* Problem requirements
Reproduce the records below exactly, leaving out any pictures.

**** Data provided ****

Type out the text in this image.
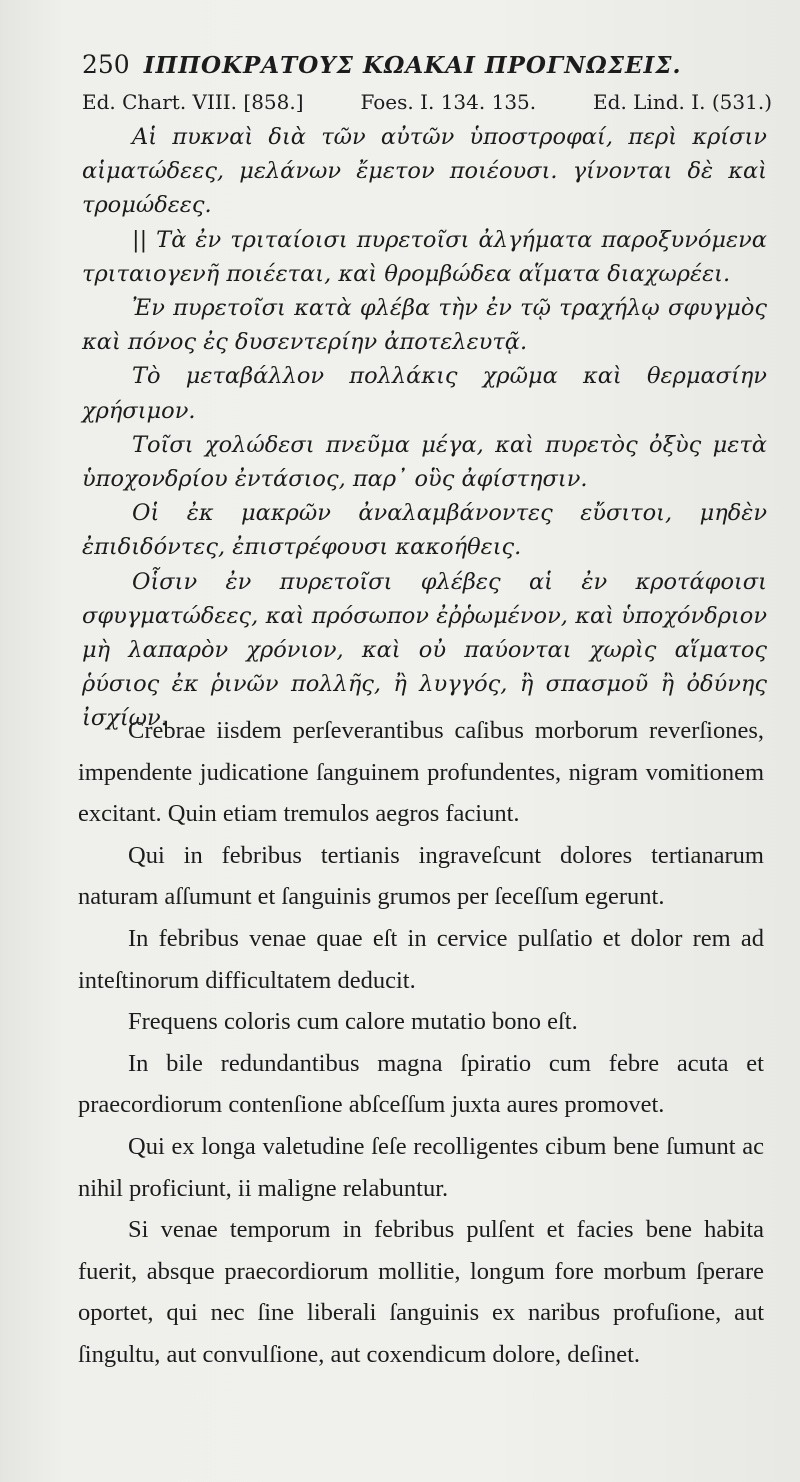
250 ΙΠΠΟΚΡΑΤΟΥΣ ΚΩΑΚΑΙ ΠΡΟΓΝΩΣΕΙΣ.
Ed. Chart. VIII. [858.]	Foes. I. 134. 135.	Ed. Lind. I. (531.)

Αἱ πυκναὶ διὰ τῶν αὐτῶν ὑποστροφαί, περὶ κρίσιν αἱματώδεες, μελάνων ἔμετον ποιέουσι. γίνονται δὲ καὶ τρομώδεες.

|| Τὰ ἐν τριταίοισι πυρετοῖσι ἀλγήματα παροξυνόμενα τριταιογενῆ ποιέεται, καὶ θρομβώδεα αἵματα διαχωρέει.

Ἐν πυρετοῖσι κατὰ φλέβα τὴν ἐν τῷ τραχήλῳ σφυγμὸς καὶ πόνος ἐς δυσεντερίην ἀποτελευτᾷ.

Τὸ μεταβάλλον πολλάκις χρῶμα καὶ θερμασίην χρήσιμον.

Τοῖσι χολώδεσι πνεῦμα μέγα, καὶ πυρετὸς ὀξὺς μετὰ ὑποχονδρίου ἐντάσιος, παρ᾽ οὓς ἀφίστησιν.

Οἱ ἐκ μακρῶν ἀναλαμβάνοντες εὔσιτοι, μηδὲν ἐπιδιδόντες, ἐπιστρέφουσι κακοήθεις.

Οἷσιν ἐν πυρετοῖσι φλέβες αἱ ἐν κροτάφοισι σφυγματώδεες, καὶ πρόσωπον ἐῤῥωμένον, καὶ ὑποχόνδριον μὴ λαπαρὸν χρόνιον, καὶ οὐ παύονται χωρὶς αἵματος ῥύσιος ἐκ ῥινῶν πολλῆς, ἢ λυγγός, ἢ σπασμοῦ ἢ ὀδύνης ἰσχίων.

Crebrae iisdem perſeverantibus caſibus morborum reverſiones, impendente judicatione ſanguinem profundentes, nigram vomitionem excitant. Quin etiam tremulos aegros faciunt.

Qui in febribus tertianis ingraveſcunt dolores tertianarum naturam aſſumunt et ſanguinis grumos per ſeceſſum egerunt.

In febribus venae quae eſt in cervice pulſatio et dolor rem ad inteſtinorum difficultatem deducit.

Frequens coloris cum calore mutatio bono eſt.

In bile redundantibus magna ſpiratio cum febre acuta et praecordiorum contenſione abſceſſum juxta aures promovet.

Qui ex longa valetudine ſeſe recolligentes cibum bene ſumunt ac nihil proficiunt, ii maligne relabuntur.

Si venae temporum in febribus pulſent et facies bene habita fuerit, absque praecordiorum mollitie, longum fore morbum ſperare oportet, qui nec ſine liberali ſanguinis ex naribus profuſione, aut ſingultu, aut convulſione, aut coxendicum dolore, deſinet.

****

* Written reply
Type out the text in this image.
250 ΙΠΠΟΚΡΑΤΟΥΣ ΚΩΑΚΑΙ ΠΡΟΓΝΩΣΕΙΣ.
Ed. Chart. VIII. [858.]	Foes. I. 134. 135.	Ed. Lind. I. (531.)

Αἱ πυκναὶ διὰ τῶν αὐτῶν ὑποστροφαί, περὶ κρίσιν αἱματώδεες, μελάνων ἔμετον ποιέουσι. γίνονται δὲ καὶ τρομώδεες.

|| Τὰ ἐν τριταίοισι πυρετοῖσι ἀλγήματα παροξυνόμενα τριταιογενῆ ποιέεται, καὶ θρομβώδεα αἵματα διαχωρέει.

Ἐν πυρετοῖσι κατὰ φλέβα τὴν ἐν τῷ τραχήλῳ σφυγμὸς καὶ πόνος ἐς δυσεντερίην ἀποτελευτᾷ.

Τὸ μεταβάλλον πολλάκις χρῶμα καὶ θερμασίην χρήσιμον.

Τοῖσι χολώδεσι πνεῦμα μέγα, καὶ πυρετὸς ὀξὺς μετὰ ὑποχονδρίου ἐντάσιος, παρ᾽ οὓς ἀφίστησιν.

Οἱ ἐκ μακρῶν ἀναλαμβάνοντες εὔσιτοι, μηδὲν ἐπιδιδόντες, ἐπιστρέφουσι κακοήθεις.

Οἷσιν ἐν πυρετοῖσι φλέβες αἱ ἐν κροτάφοισι σφυγματώδεες, καὶ πρόσωπον ἐῤῥωμένον, καὶ ὑποχόνδριον μὴ λαπαρὸν χρόνιον, καὶ οὐ παύονται χωρὶς αἵματος ῥύσιος ἐκ ῥινῶν πολλῆς, ἢ λυγγός, ἢ σπασμοῦ ἢ ὀδύνης ἰσχίων.

Crebrae iisdem perſeverantibus caſibus morborum reverſiones, impendente judicatione ſanguinem profundentes, nigram vomitionem excitant. Quin etiam tremulos aegros faciunt.

Qui in febribus tertianis ingraveſcunt dolores tertianarum naturam aſſumunt et ſanguinis grumos per ſeceſſum egerunt.

In febribus venae quae eſt in cervice pulſatio et dolor rem ad inteſtinorum difficultatem deducit.

Frequens coloris cum calore mutatio bono eſt.

In bile redundantibus magna ſpiratio cum febre acuta et praecordiorum contenſione abſceſſum juxta aures promovet.

Qui ex longa valetudine ſeſe recolligentes cibum bene ſumunt ac nihil proficiunt, ii maligne relabuntur.

Si venae temporum in febribus pulſent et facies bene habita fuerit, absque praecordiorum mollitie, longum fore morbum ſperare oportet, qui nec ſine liberali ſanguinis ex naribus profuſione, aut ſingultu, aut convulſione, aut coxendicum dolore, deſinet.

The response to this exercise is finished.